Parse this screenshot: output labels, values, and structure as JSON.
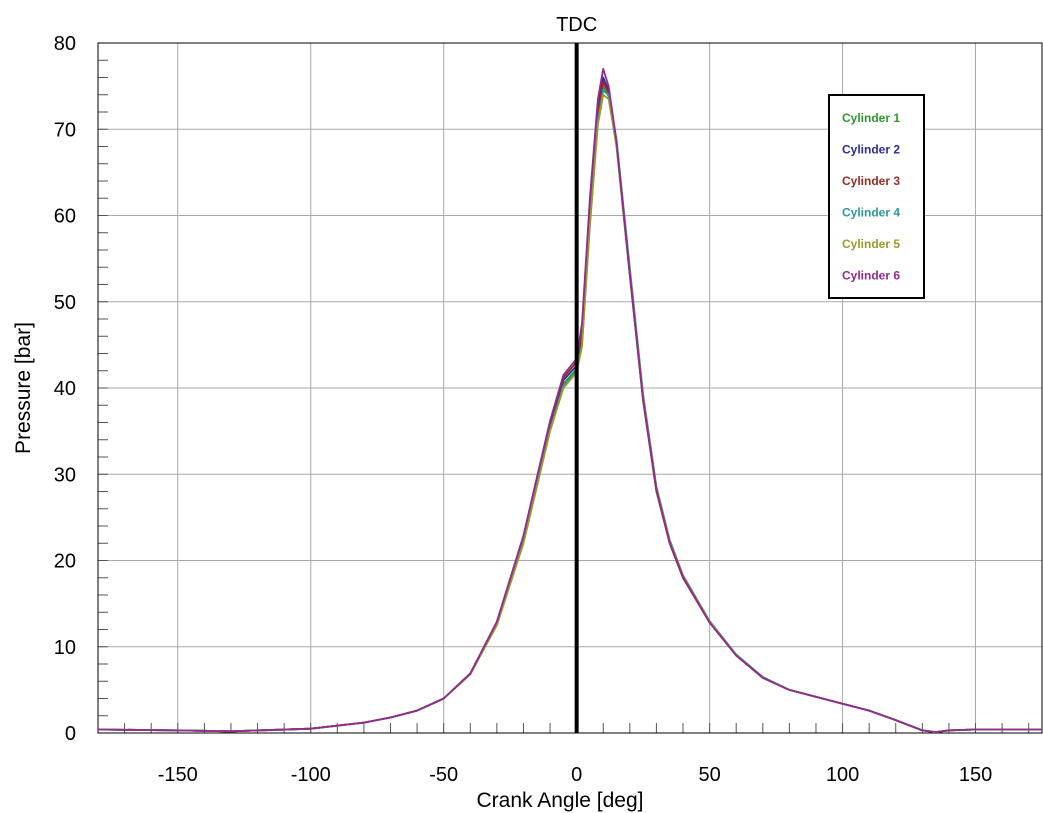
{
  "chart_data": {
    "type": "line",
    "title": "",
    "xlabel": "Crank Angle [deg]",
    "ylabel": "Pressure [bar]",
    "xlim": [
      -180,
      175
    ],
    "ylim": [
      0,
      80
    ],
    "x_ticks": [
      -150,
      -100,
      -50,
      0,
      50,
      100,
      150
    ],
    "y_ticks": [
      0,
      10,
      20,
      30,
      40,
      50,
      60,
      70,
      80
    ],
    "grid": true,
    "legend_position": "top-right",
    "annotation": {
      "label": "TDC",
      "x": 0,
      "color": "#000000"
    },
    "series": [
      {
        "name": "Cylinder 1",
        "color": "#2e9a2e",
        "x": [
          -180,
          -150,
          -130,
          -100,
          -80,
          -70,
          -60,
          -50,
          -40,
          -30,
          -20,
          -15,
          -10,
          -5,
          0,
          2,
          5,
          8,
          10,
          12,
          15,
          20,
          25,
          30,
          35,
          40,
          50,
          60,
          70,
          80,
          100,
          110,
          120,
          130,
          135,
          140,
          150,
          175
        ],
        "y": [
          0.4,
          0.3,
          0.2,
          0.5,
          1.2,
          1.8,
          2.6,
          4.0,
          6.9,
          12.8,
          22.5,
          29.0,
          35.5,
          40.5,
          42.2,
          45.5,
          60.0,
          71.5,
          75.0,
          73.8,
          68.0,
          53.0,
          38.5,
          28.0,
          22.0,
          18.0,
          12.8,
          9.0,
          6.4,
          5.0,
          3.4,
          2.6,
          1.5,
          0.3,
          0.1,
          0.3,
          0.4,
          0.4
        ]
      },
      {
        "name": "Cylinder 2",
        "color": "#2c2c9a",
        "x": [
          -180,
          -150,
          -130,
          -100,
          -80,
          -70,
          -60,
          -50,
          -40,
          -30,
          -20,
          -15,
          -10,
          -5,
          0,
          2,
          5,
          8,
          10,
          12,
          15,
          20,
          25,
          30,
          35,
          40,
          50,
          60,
          70,
          80,
          100,
          110,
          120,
          130,
          135,
          140,
          150,
          175
        ],
        "y": [
          0.4,
          0.3,
          0.2,
          0.5,
          1.2,
          1.8,
          2.6,
          4.0,
          6.9,
          12.8,
          22.7,
          29.3,
          35.9,
          40.9,
          42.6,
          46.0,
          60.5,
          72.5,
          76.0,
          74.5,
          68.6,
          53.4,
          38.8,
          28.2,
          22.1,
          18.1,
          12.9,
          9.0,
          6.4,
          5.0,
          3.4,
          2.6,
          1.5,
          0.3,
          0.1,
          0.3,
          0.4,
          0.4
        ]
      },
      {
        "name": "Cylinder 3",
        "color": "#9a2a2a",
        "x": [
          -180,
          -150,
          -130,
          -100,
          -80,
          -70,
          -60,
          -50,
          -40,
          -30,
          -20,
          -15,
          -10,
          -5,
          0,
          2,
          5,
          8,
          10,
          12,
          15,
          20,
          25,
          30,
          35,
          40,
          50,
          60,
          70,
          80,
          100,
          110,
          120,
          130,
          135,
          140,
          150,
          175
        ],
        "y": [
          0.4,
          0.3,
          0.2,
          0.5,
          1.2,
          1.8,
          2.6,
          4.0,
          6.9,
          12.9,
          22.8,
          29.4,
          36.0,
          41.2,
          43.0,
          46.2,
          60.8,
          72.0,
          75.5,
          74.2,
          68.3,
          53.2,
          38.6,
          28.1,
          22.0,
          18.0,
          12.8,
          9.0,
          6.4,
          5.0,
          3.4,
          2.6,
          1.5,
          0.3,
          0.1,
          0.3,
          0.4,
          0.4
        ]
      },
      {
        "name": "Cylinder 4",
        "color": "#2a9a9a",
        "x": [
          -180,
          -150,
          -130,
          -100,
          -80,
          -70,
          -60,
          -50,
          -40,
          -30,
          -20,
          -15,
          -10,
          -5,
          0,
          2,
          5,
          8,
          10,
          12,
          15,
          20,
          25,
          30,
          35,
          40,
          50,
          60,
          70,
          80,
          100,
          110,
          120,
          130,
          135,
          140,
          150,
          175
        ],
        "y": [
          0.4,
          0.3,
          0.2,
          0.5,
          1.2,
          1.8,
          2.6,
          4.0,
          6.8,
          12.6,
          22.2,
          28.7,
          35.2,
          40.3,
          42.0,
          45.0,
          59.0,
          71.0,
          74.5,
          74.0,
          68.8,
          54.0,
          39.3,
          28.6,
          22.4,
          18.3,
          13.0,
          9.1,
          6.5,
          5.0,
          3.4,
          2.6,
          1.5,
          0.3,
          0.1,
          0.3,
          0.4,
          0.4
        ]
      },
      {
        "name": "Cylinder 5",
        "color": "#9a9a2a",
        "x": [
          -180,
          -150,
          -130,
          -100,
          -80,
          -70,
          -60,
          -50,
          -40,
          -30,
          -20,
          -15,
          -10,
          -5,
          0,
          2,
          5,
          8,
          10,
          12,
          15,
          20,
          25,
          30,
          35,
          40,
          50,
          60,
          70,
          80,
          100,
          110,
          120,
          130,
          135,
          140,
          150,
          175
        ],
        "y": [
          0.4,
          0.3,
          0.2,
          0.5,
          1.2,
          1.8,
          2.6,
          4.0,
          6.8,
          12.5,
          22.0,
          28.5,
          35.0,
          40.0,
          41.8,
          44.8,
          58.8,
          70.5,
          74.0,
          73.5,
          68.2,
          53.5,
          39.0,
          28.4,
          22.2,
          18.2,
          12.9,
          9.0,
          6.4,
          5.0,
          3.4,
          2.6,
          1.5,
          0.3,
          0.1,
          0.3,
          0.4,
          0.4
        ]
      },
      {
        "name": "Cylinder 6",
        "color": "#922a92",
        "x": [
          -180,
          -150,
          -130,
          -100,
          -80,
          -70,
          -60,
          -50,
          -40,
          -30,
          -20,
          -15,
          -10,
          -5,
          0,
          2,
          5,
          8,
          10,
          12,
          15,
          20,
          25,
          30,
          35,
          40,
          50,
          60,
          70,
          80,
          100,
          110,
          120,
          130,
          135,
          140,
          150,
          175
        ],
        "y": [
          0.4,
          0.3,
          0.2,
          0.5,
          1.2,
          1.8,
          2.6,
          4.0,
          6.9,
          12.9,
          22.9,
          29.6,
          36.2,
          41.5,
          43.4,
          47.5,
          62.0,
          73.5,
          77.0,
          75.0,
          68.6,
          53.3,
          38.7,
          28.2,
          22.1,
          18.1,
          12.8,
          9.0,
          6.4,
          5.0,
          3.4,
          2.6,
          1.5,
          0.3,
          0.1,
          0.3,
          0.4,
          0.4
        ]
      }
    ]
  }
}
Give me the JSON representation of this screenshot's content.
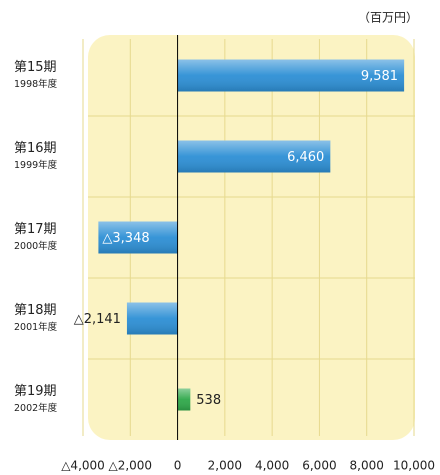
{
  "chart_data": {
    "type": "hbar",
    "unit_label": "（百万円）",
    "categories": [
      "第15期",
      "第16期",
      "第17期",
      "第18期",
      "第19期"
    ],
    "category_years": [
      "1998年度",
      "1999年度",
      "2000年度",
      "2001年度",
      "2002年度"
    ],
    "values": [
      9581,
      6460,
      -3348,
      -2141,
      538
    ],
    "value_labels": [
      "9,581",
      "6,460",
      "△3,348",
      "△2,141",
      "538"
    ],
    "colors": [
      "#2d8fd5",
      "#2d8fd5",
      "#2d8fd5",
      "#2d8fd5",
      "#2fa84a"
    ],
    "xlim": [
      -4000,
      10000
    ],
    "xticks": [
      {
        "value": -4000,
        "label": "△4,000"
      },
      {
        "value": -2000,
        "label": "△2,000"
      },
      0,
      {
        "value": 2000,
        "label": "2,000"
      },
      {
        "value": 4000,
        "label": "4,000"
      },
      {
        "value": 6000,
        "label": "6,000"
      },
      {
        "value": 8000,
        "label": "8,000"
      },
      {
        "value": 10000,
        "label": "10,000"
      }
    ],
    "grid": true
  }
}
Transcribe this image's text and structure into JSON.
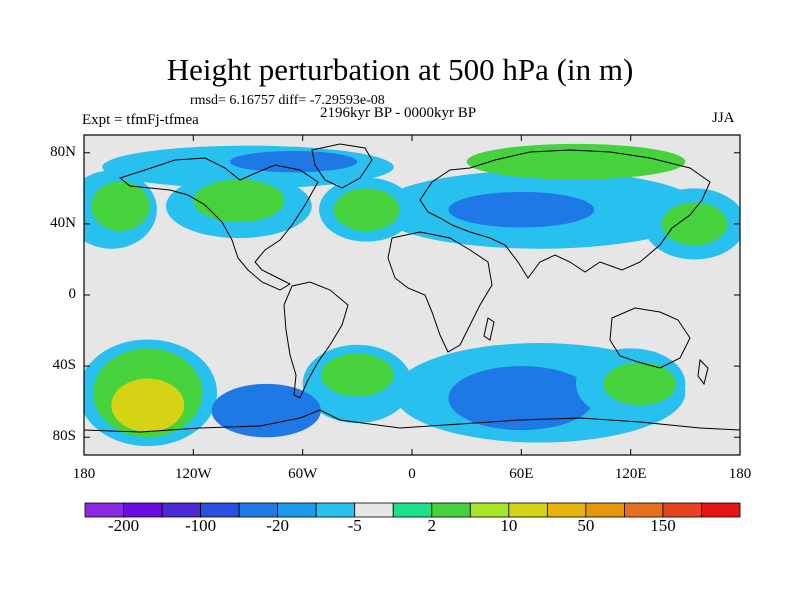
{
  "title": "Height perturbation at 500 hPa (in m)",
  "stats_text": "rmsd= 6.16757 diff= -7.29593e-08",
  "experiment_label": "Expt = tfmFj-tfmea",
  "period_label": "2196kyr BP - 0000kyr BP",
  "season_label": "JJA",
  "map": {
    "projection": "cylindrical-equidistant",
    "lon_range": [
      -180,
      180
    ],
    "lat_range": [
      -90,
      90
    ],
    "lat_ticks": [
      {
        "value": 80,
        "label": "80N"
      },
      {
        "value": 40,
        "label": "40N"
      },
      {
        "value": 0,
        "label": "0"
      },
      {
        "value": -40,
        "label": "40S"
      },
      {
        "value": -80,
        "label": "80S"
      }
    ],
    "lon_ticks": [
      {
        "value": -180,
        "label": "180"
      },
      {
        "value": -120,
        "label": "120W"
      },
      {
        "value": -60,
        "label": "60W"
      },
      {
        "value": 0,
        "label": "0"
      },
      {
        "value": 60,
        "label": "60E"
      },
      {
        "value": 120,
        "label": "120E"
      },
      {
        "value": 180,
        "label": "180"
      }
    ],
    "background_color": "#e6e6e6",
    "coastline_color": "#000000",
    "regions": [
      {
        "name": "pacific-north-low",
        "level": "-5",
        "lon": -165,
        "lat": 48,
        "rlon": 25,
        "rlat": 22
      },
      {
        "name": "pacific-north-high",
        "level": "10",
        "lon": -160,
        "lat": 50,
        "rlon": 16,
        "rlat": 14
      },
      {
        "name": "arctic-band-west",
        "level": "-5",
        "lon": -90,
        "lat": 72,
        "rlon": 80,
        "rlat": 12
      },
      {
        "name": "arctic-core-west",
        "level": "-20",
        "lon": -65,
        "lat": 75,
        "rlon": 35,
        "rlat": 6
      },
      {
        "name": "north-america-ridge",
        "level": "-5",
        "lon": -95,
        "lat": 50,
        "rlon": 40,
        "rlat": 18
      },
      {
        "name": "north-america-core",
        "level": "10",
        "lon": -95,
        "lat": 53,
        "rlon": 25,
        "rlat": 12
      },
      {
        "name": "atlantic-high",
        "level": "10",
        "lon": -25,
        "lat": 48,
        "rlon": 18,
        "rlat": 12
      },
      {
        "name": "atlantic-high-ring",
        "level": "-5",
        "lon": -25,
        "lat": 48,
        "rlon": 26,
        "rlat": 18
      },
      {
        "name": "eurasia-trough",
        "level": "-5",
        "lon": 70,
        "lat": 48,
        "rlon": 90,
        "rlat": 22
      },
      {
        "name": "eurasia-trough-core",
        "level": "-20",
        "lon": 60,
        "lat": 48,
        "rlon": 40,
        "rlat": 10
      },
      {
        "name": "siberia-high",
        "level": "10",
        "lon": 90,
        "lat": 75,
        "rlon": 60,
        "rlat": 10
      },
      {
        "name": "east-asia-high",
        "level": "10",
        "lon": 155,
        "lat": 40,
        "rlon": 18,
        "rlat": 12
      },
      {
        "name": "east-asia-ring",
        "level": "-5",
        "lon": 155,
        "lat": 40,
        "rlon": 28,
        "rlat": 20
      },
      {
        "name": "south-pacific-ring",
        "level": "-5",
        "lon": -145,
        "lat": -55,
        "rlon": 38,
        "rlat": 30
      },
      {
        "name": "south-pacific-band",
        "level": "10",
        "lon": -145,
        "lat": -55,
        "rlon": 30,
        "rlat": 25
      },
      {
        "name": "south-pacific-high",
        "level": "50",
        "lon": -145,
        "lat": -62,
        "rlon": 20,
        "rlat": 15
      },
      {
        "name": "south-america-low",
        "level": "-20",
        "lon": -80,
        "lat": -65,
        "rlon": 30,
        "rlat": 15
      },
      {
        "name": "south-atlantic-ring",
        "level": "-5",
        "lon": -30,
        "lat": -50,
        "rlon": 30,
        "rlat": 22
      },
      {
        "name": "south-atlantic-high",
        "level": "10",
        "lon": -30,
        "lat": -45,
        "rlon": 20,
        "rlat": 12
      },
      {
        "name": "southern-ocean-low",
        "level": "-5",
        "lon": 70,
        "lat": -55,
        "rlon": 80,
        "rlat": 28
      },
      {
        "name": "southern-ocean-core",
        "level": "-20",
        "lon": 60,
        "lat": -58,
        "rlon": 40,
        "rlat": 18
      },
      {
        "name": "australia-south-high",
        "level": "10",
        "lon": 125,
        "lat": -50,
        "rlon": 20,
        "rlat": 12
      },
      {
        "name": "australia-south-ring",
        "level": "-5",
        "lon": 120,
        "lat": -50,
        "rlon": 30,
        "rlat": 20
      }
    ]
  },
  "colorbar": {
    "colors": [
      "#8a2be2",
      "#6a0de0",
      "#4b28d6",
      "#2b4fe0",
      "#1e78e6",
      "#1c9aec",
      "#28c0ee",
      "#e6e6e6",
      "#1ee08a",
      "#46d23c",
      "#a6e628",
      "#d6d214",
      "#e6b40a",
      "#e6960a",
      "#e6701e",
      "#e6421e",
      "#e61414"
    ],
    "labels": [
      "-200",
      "-100",
      "-20",
      "-5",
      "2",
      "10",
      "50",
      "150"
    ],
    "level_colors": {
      "-20": "#1e78e6",
      "-5": "#28c0ee",
      "10": "#46d23c",
      "50": "#d6d214"
    }
  }
}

——

Every line above that contains the word "atlantic" should be reported.

        "name": "atlantic-high",
        "name": "atlantic-high-ring",
        "name": "south-atlantic-ring",
        "name": "south-atlantic-high",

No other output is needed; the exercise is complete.